● **Stored records**
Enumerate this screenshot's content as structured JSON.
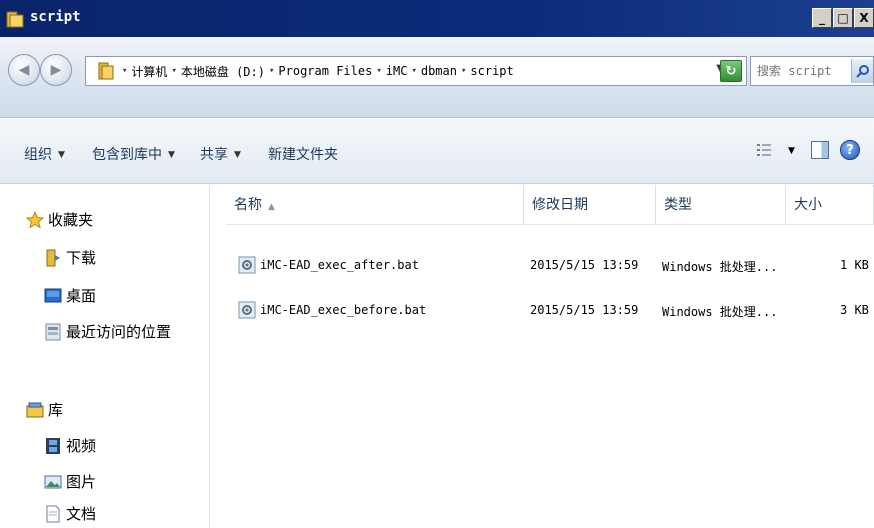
{
  "window": {
    "title": "script",
    "buttons": {
      "minimize": "_",
      "maximize": "□",
      "close": "X"
    }
  },
  "address": {
    "crumbs": [
      "计算机",
      "本地磁盘 (D:)",
      "Program Files",
      "iMC",
      "dbman",
      "script"
    ],
    "search_placeholder": "搜索 script"
  },
  "toolbar": {
    "organize": "组织",
    "include_in_library": "包含到库中",
    "share": "共享",
    "new_folder": "新建文件夹"
  },
  "nav": {
    "favorites": "收藏夹",
    "downloads": "下载",
    "desktop": "桌面",
    "recent": "最近访问的位置",
    "libraries": "库",
    "videos": "视频",
    "pictures": "图片",
    "documents": "文档"
  },
  "columns": {
    "name": "名称",
    "date": "修改日期",
    "type": "类型",
    "size": "大小"
  },
  "files": [
    {
      "name": "iMC-EAD_exec_after.bat",
      "date": "2015/5/15 13:59",
      "type": "Windows 批处理...",
      "size": "1 KB"
    },
    {
      "name": "iMC-EAD_exec_before.bat",
      "date": "2015/5/15 13:59",
      "type": "Windows 批处理...",
      "size": "3 KB"
    }
  ],
  "colors": {
    "titlebar": "#0a246a",
    "link_text": "#1e395b"
  }
}
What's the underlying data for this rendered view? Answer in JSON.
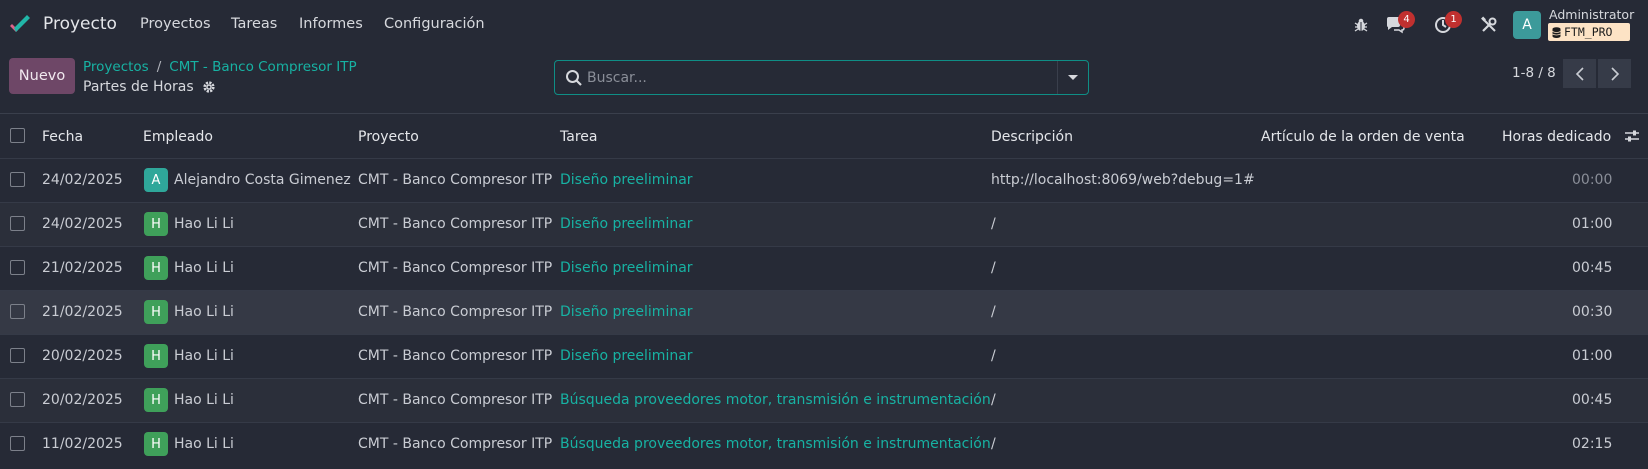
{
  "navbar": {
    "app_name": "Proyecto",
    "menu": [
      "Proyectos",
      "Tareas",
      "Informes",
      "Configuración"
    ],
    "messages_badge": "4",
    "activities_badge": "1",
    "user_initial": "A",
    "user_name": "Administrator",
    "database": "FTM_PRO",
    "icons": [
      "bug-icon",
      "chat-icon",
      "clock-icon",
      "tools-icon"
    ]
  },
  "control": {
    "new_button": "Nuevo",
    "breadcrumb": [
      "Proyectos",
      "CMT - Banco Compresor ITP"
    ],
    "breadcrumb_sep": "/",
    "page_title": "Partes de Horas",
    "search_placeholder": "Buscar...",
    "pager": "1-8 / 8"
  },
  "table": {
    "columns": [
      "Fecha",
      "Empleado",
      "Proyecto",
      "Tarea",
      "Descripción",
      "Artículo de la orden de venta",
      "Horas dedicado"
    ],
    "rows": [
      {
        "date": "24/02/2025",
        "employee": "Alejandro Costa Gimenez",
        "initial": "A",
        "avatar_color": "#2fa79a",
        "project": "CMT - Banco Compresor ITP",
        "task": "Diseño preeliminar",
        "description": "http://localhost:8069/web?debug=1#",
        "so_item": "",
        "hours": "00:00"
      },
      {
        "date": "24/02/2025",
        "employee": "Hao Li Li",
        "initial": "H",
        "avatar_color": "#3fa05a",
        "project": "CMT - Banco Compresor ITP",
        "task": "Diseño preeliminar",
        "description": "/",
        "so_item": "",
        "hours": "01:00"
      },
      {
        "date": "21/02/2025",
        "employee": "Hao Li Li",
        "initial": "H",
        "avatar_color": "#3fa05a",
        "project": "CMT - Banco Compresor ITP",
        "task": "Diseño preeliminar",
        "description": "/",
        "so_item": "",
        "hours": "00:45"
      },
      {
        "date": "21/02/2025",
        "employee": "Hao Li Li",
        "initial": "H",
        "avatar_color": "#3fa05a",
        "project": "CMT - Banco Compresor ITP",
        "task": "Diseño preeliminar",
        "description": "/",
        "so_item": "",
        "hours": "00:30"
      },
      {
        "date": "20/02/2025",
        "employee": "Hao Li Li",
        "initial": "H",
        "avatar_color": "#3fa05a",
        "project": "CMT - Banco Compresor ITP",
        "task": "Diseño preeliminar",
        "description": "/",
        "so_item": "",
        "hours": "01:00"
      },
      {
        "date": "20/02/2025",
        "employee": "Hao Li Li",
        "initial": "H",
        "avatar_color": "#3fa05a",
        "project": "CMT - Banco Compresor ITP",
        "task": "Búsqueda proveedores motor, transmisión e instrumentación",
        "description": "/",
        "so_item": "",
        "hours": "00:45"
      },
      {
        "date": "11/02/2025",
        "employee": "Hao Li Li",
        "initial": "H",
        "avatar_color": "#3fa05a",
        "project": "CMT - Banco Compresor ITP",
        "task": "Búsqueda proveedores motor, transmisión e instrumentación",
        "description": "/",
        "so_item": "",
        "hours": "02:15"
      }
    ]
  },
  "colors": {
    "accent": "#17b2a3",
    "primary_button": "#6e4767",
    "badge": "#c0302f",
    "background": "#262a36"
  }
}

● **Goal**
Transcribe every entry word for word, but skip the pictures.

● **Result**
Enumerate this screenshot's content as structured JSON.
{
  "window": {
    "title": "script",
    "buttons": {
      "minimize": "_",
      "maximize": "□",
      "close": "X"
    }
  },
  "address": {
    "crumbs": [
      "计算机",
      "本地磁盘 (D:)",
      "Program Files",
      "iMC",
      "dbman",
      "script"
    ],
    "search_placeholder": "搜索 script"
  },
  "toolbar": {
    "organize": "组织",
    "include_in_library": "包含到库中",
    "share": "共享",
    "new_folder": "新建文件夹"
  },
  "nav": {
    "favorites": "收藏夹",
    "downloads": "下载",
    "desktop": "桌面",
    "recent": "最近访问的位置",
    "libraries": "库",
    "videos": "视频",
    "pictures": "图片",
    "documents": "文档"
  },
  "columns": {
    "name": "名称",
    "date": "修改日期",
    "type": "类型",
    "size": "大小"
  },
  "files": [
    {
      "name": "iMC-EAD_exec_after.bat",
      "date": "2015/5/15 13:59",
      "type": "Windows 批处理...",
      "size": "1 KB"
    },
    {
      "name": "iMC-EAD_exec_before.bat",
      "date": "2015/5/15 13:59",
      "type": "Windows 批处理...",
      "size": "3 KB"
    }
  ],
  "colors": {
    "titlebar": "#0a246a",
    "link_text": "#1e395b"
  }
}
What's the underlying data for this rendered view? Answer in JSON.
{
  "navbar": {
    "app_name": "Proyecto",
    "menu": [
      "Proyectos",
      "Tareas",
      "Informes",
      "Configuración"
    ],
    "messages_badge": "4",
    "activities_badge": "1",
    "user_initial": "A",
    "user_name": "Administrator",
    "database": "FTM_PRO",
    "icons": [
      "bug-icon",
      "chat-icon",
      "clock-icon",
      "tools-icon"
    ]
  },
  "control": {
    "new_button": "Nuevo",
    "breadcrumb": [
      "Proyectos",
      "CMT - Banco Compresor ITP"
    ],
    "breadcrumb_sep": "/",
    "page_title": "Partes de Horas",
    "search_placeholder": "Buscar...",
    "pager": "1-8 / 8"
  },
  "table": {
    "columns": [
      "Fecha",
      "Empleado",
      "Proyecto",
      "Tarea",
      "Descripción",
      "Artículo de la orden de venta",
      "Horas dedicado"
    ],
    "rows": [
      {
        "date": "24/02/2025",
        "employee": "Alejandro Costa Gimenez",
        "initial": "A",
        "avatar_color": "#2fa79a",
        "project": "CMT - Banco Compresor ITP",
        "task": "Diseño preeliminar",
        "description": "http://localhost:8069/web?debug=1#",
        "so_item": "",
        "hours": "00:00"
      },
      {
        "date": "24/02/2025",
        "employee": "Hao Li Li",
        "initial": "H",
        "avatar_color": "#3fa05a",
        "project": "CMT - Banco Compresor ITP",
        "task": "Diseño preeliminar",
        "description": "/",
        "so_item": "",
        "hours": "01:00"
      },
      {
        "date": "21/02/2025",
        "employee": "Hao Li Li",
        "initial": "H",
        "avatar_color": "#3fa05a",
        "project": "CMT - Banco Compresor ITP",
        "task": "Diseño preeliminar",
        "description": "/",
        "so_item": "",
        "hours": "00:45"
      },
      {
        "date": "21/02/2025",
        "employee": "Hao Li Li",
        "initial": "H",
        "avatar_color": "#3fa05a",
        "project": "CMT - Banco Compresor ITP",
        "task": "Diseño preeliminar",
        "description": "/",
        "so_item": "",
        "hours": "00:30"
      },
      {
        "date": "20/02/2025",
        "employee": "Hao Li Li",
        "initial": "H",
        "avatar_color": "#3fa05a",
        "project": "CMT - Banco Compresor ITP",
        "task": "Diseño preeliminar",
        "description": "/",
        "so_item": "",
        "hours": "01:00"
      },
      {
        "date": "20/02/2025",
        "employee": "Hao Li Li",
        "initial": "H",
        "avatar_color": "#3fa05a",
        "project": "CMT - Banco Compresor ITP",
        "task": "Búsqueda proveedores motor, transmisión e instrumentación",
        "description": "/",
        "so_item": "",
        "hours": "00:45"
      },
      {
        "date": "11/02/2025",
        "employee": "Hao Li Li",
        "initial": "H",
        "avatar_color": "#3fa05a",
        "project": "CMT - Banco Compresor ITP",
        "task": "Búsqueda proveedores motor, transmisión e instrumentación",
        "description": "/",
        "so_item": "",
        "hours": "02:15"
      }
    ]
  },
  "colors": {
    "accent": "#17b2a3",
    "primary_button": "#6e4767",
    "badge": "#c0302f",
    "background": "#262a36"
  }
}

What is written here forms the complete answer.